= Отрывок со страницы =
И тут Толстой вспомнил о своих разногласиях со славянофилами. «Странная боязнь быть европейцами, - писал он. - Странное искание русской народности в сходстве с туранцами и русской оригинальности в клеймах татарского ига! Славянское племя принадлежит к семье индоевропейской. Татарщина у нас есть элемент наносный, случайный, привившийся к нам насильственно. Нечего им гордиться и щеголять! И нечего становиться спиной к Европе, как предлагают сделать некоторые псевдо-русы. Такая позиция доказывала бы только необразованность и отсутствие исторического смысла».

К осени 1866 года Толстой уже был в Петербурге и поселился в Пустыньке. Предстоящая постановка «Смерти Иоанна» на сцене Александринки поглотила его целиком. Он и не представлял себе, какое это хлопотное дело - театр. Напишешь вещь, опубликуешь в журнале, и пожинай горькие или сладкие плоды критики, а театр вовлекает в свою орбиту множество людей, затрагивая и самые высшие сферы; в театре бушуют актерские страсти и плетутся закулисные интриги; и сама цензура по-иному подходит к тому, чему предстоит стать зрелищем...

Она совсем не придиралась к трагедии, когда готовилась публикация в «Отечественных записках», но ее явно насторожил необыкновенный успех произведения. Маркевич писал Толстому еще в Рим, как десятки раз читал трагедию в гостиных, ослепляя отраженным светом петербургских красавиц. Журнал нарасхват. В одном Петербурге он обрел больше сотни новых подписчиков, что по тем временам было почти событием.

Разумеется, кое-кто поругивает Толстого, называет аристократом за то, что он якобы вызывает жалость к погубленным боярам. Правда, - Маркевич, сам не читал этой статьи, но слышал, будто «фельетонист старается уверить публику, что этот милый палач (Иван Грозный. - Д. Ж.) действовал в пользу демократической и социальной республики». Маркевич настраивает Толстого в определенном духе и радуется, что «Русское слово» запретили на пять месяцев. Он передает критические мнения Костомарова и Мельникова о трагедии, уверяет, что все восхищаются языком ее.

= Обязательное задание 1 =
Верните без изменений строки из блока ниже: начните со строки, содержащей «decoder-input-word-1: Je: [748, 871, 790, 915]», и остановитесь после строки, содержащей «decoder-hidden-layer1-cell-3: [1044, 413, 1098, 553]».
Отрывок и строки между собой никак не связаны.

= Представленный материал =

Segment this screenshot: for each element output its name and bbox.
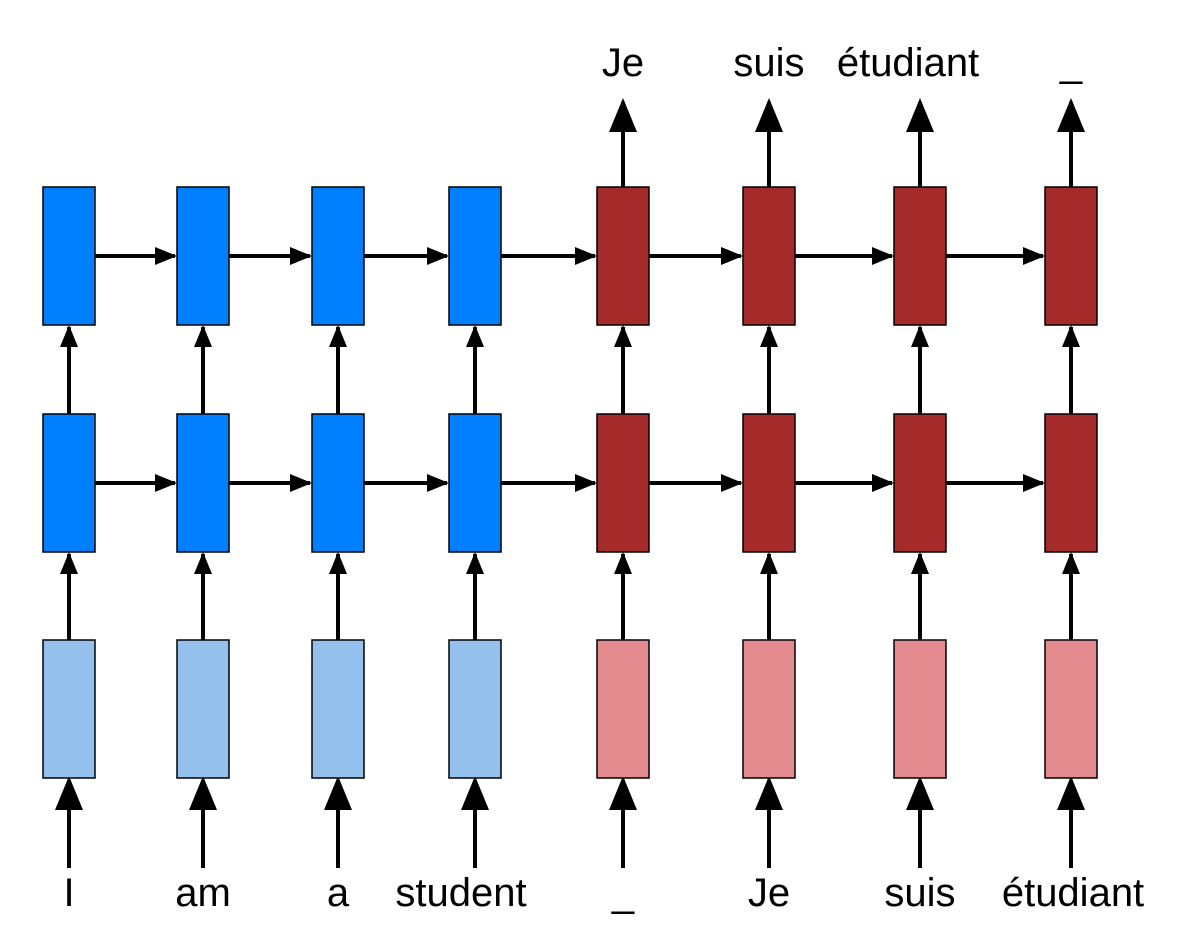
decoder-input-word-1: Je: [748, 871, 790, 915]
decoder-hidden-layer1-cell-0: [596, 413, 650, 553]
connections: [55, 98, 1085, 868]
decoder-hidden-layer2-cell-2: [893, 186, 947, 326]
decoder-output-word-3: _: [1059, 41, 1083, 85]
decoder-output-word-2: étudiant: [837, 41, 979, 85]
encoder-hidden-layer1-cell-3: [448, 413, 502, 553]
decoder-input-word-0: _: [611, 871, 635, 915]
decoder-hidden-layer2-cell-0: [596, 186, 650, 326]
decoder-input-word-3: étudiant: [1002, 871, 1144, 915]
encoder-hidden-layer2-cell-1: [176, 186, 230, 326]
encoder-hidden-layer2-cell-3: [448, 186, 502, 326]
decoder-hidden-layer1-cell-2: [893, 413, 947, 553]
decoder-output-word-1: suis: [733, 41, 804, 85]
encoder-hidden-layer1-cell-1: [176, 413, 230, 553]
decoder-embedding-cell-1: [742, 639, 796, 779]
decoder-hidden-layer1-cell-1: [742, 413, 796, 553]
decoder-embedding-cell-0: [596, 639, 650, 779]
decoder-input-word-2: suis: [884, 871, 955, 915]
encoder-hidden-layer2-cell-0: [42, 186, 96, 326]
encoder-hidden-layer1-cell-0: [42, 413, 96, 553]
encoder-embedding-cell-2: [311, 639, 365, 779]
decoder-hidden-layer1-cell-3: [1044, 413, 1098, 553]
encoder-hidden-layer1-cell-2: [311, 413, 365, 553]
decoder-embedding-cell-3: [1044, 639, 1098, 779]
encoder-input-word-2: a: [327, 871, 350, 915]
decoder-output-word-0: Je: [602, 41, 644, 85]
encoder-input-word-3: student: [395, 871, 526, 915]
encoder-embedding-cell-1: [176, 639, 230, 779]
cells: [42, 186, 1098, 779]
decoder-hidden-layer2-cell-1: [742, 186, 796, 326]
encoder-embedding-cell-3: [448, 639, 502, 779]
encoder-input-word-0: I: [63, 871, 74, 915]
encoder-hidden-layer2-cell-2: [311, 186, 365, 326]
encoder-input-word-1: am: [175, 871, 231, 915]
decoder-embedding-cell-2: [893, 639, 947, 779]
decoder-hidden-layer2-cell-3: [1044, 186, 1098, 326]
encoder-embedding-cell-0: [42, 639, 96, 779]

= Обязательное задание 2 =
На сколько месяцев, согласно отрывку выше, запретили «Русское слово»?

= Результат выполнения 1 =
decoder-input-word-1: Je: [748, 871, 790, 915]
decoder-hidden-layer1-cell-0: [596, 413, 650, 553]
connections: [55, 98, 1085, 868]
decoder-hidden-layer2-cell-2: [893, 186, 947, 326]
decoder-output-word-3: _: [1059, 41, 1083, 85]
decoder-output-word-2: étudiant: [837, 41, 979, 85]
encoder-hidden-layer1-cell-3: [448, 413, 502, 553]
decoder-input-word-0: _: [611, 871, 635, 915]
decoder-hidden-layer2-cell-0: [596, 186, 650, 326]
decoder-input-word-3: étudiant: [1002, 871, 1144, 915]
encoder-hidden-layer2-cell-1: [176, 186, 230, 326]
encoder-hidden-layer2-cell-3: [448, 186, 502, 326]
decoder-hidden-layer1-cell-2: [893, 413, 947, 553]
decoder-output-word-1: suis: [733, 41, 804, 85]
encoder-hidden-layer1-cell-1: [176, 413, 230, 553]
decoder-embedding-cell-1: [742, 639, 796, 779]
decoder-hidden-layer1-cell-1: [742, 413, 796, 553]
decoder-embedding-cell-0: [596, 639, 650, 779]
decoder-input-word-2: suis: [884, 871, 955, 915]
encoder-hidden-layer2-cell-0: [42, 186, 96, 326]
encoder-hidden-layer1-cell-0: [42, 413, 96, 553]
encoder-embedding-cell-2: [311, 639, 365, 779]
decoder-hidden-layer1-cell-3: [1044, 413, 1098, 553]

= Результат выполнения 2 =
На пять месяцев.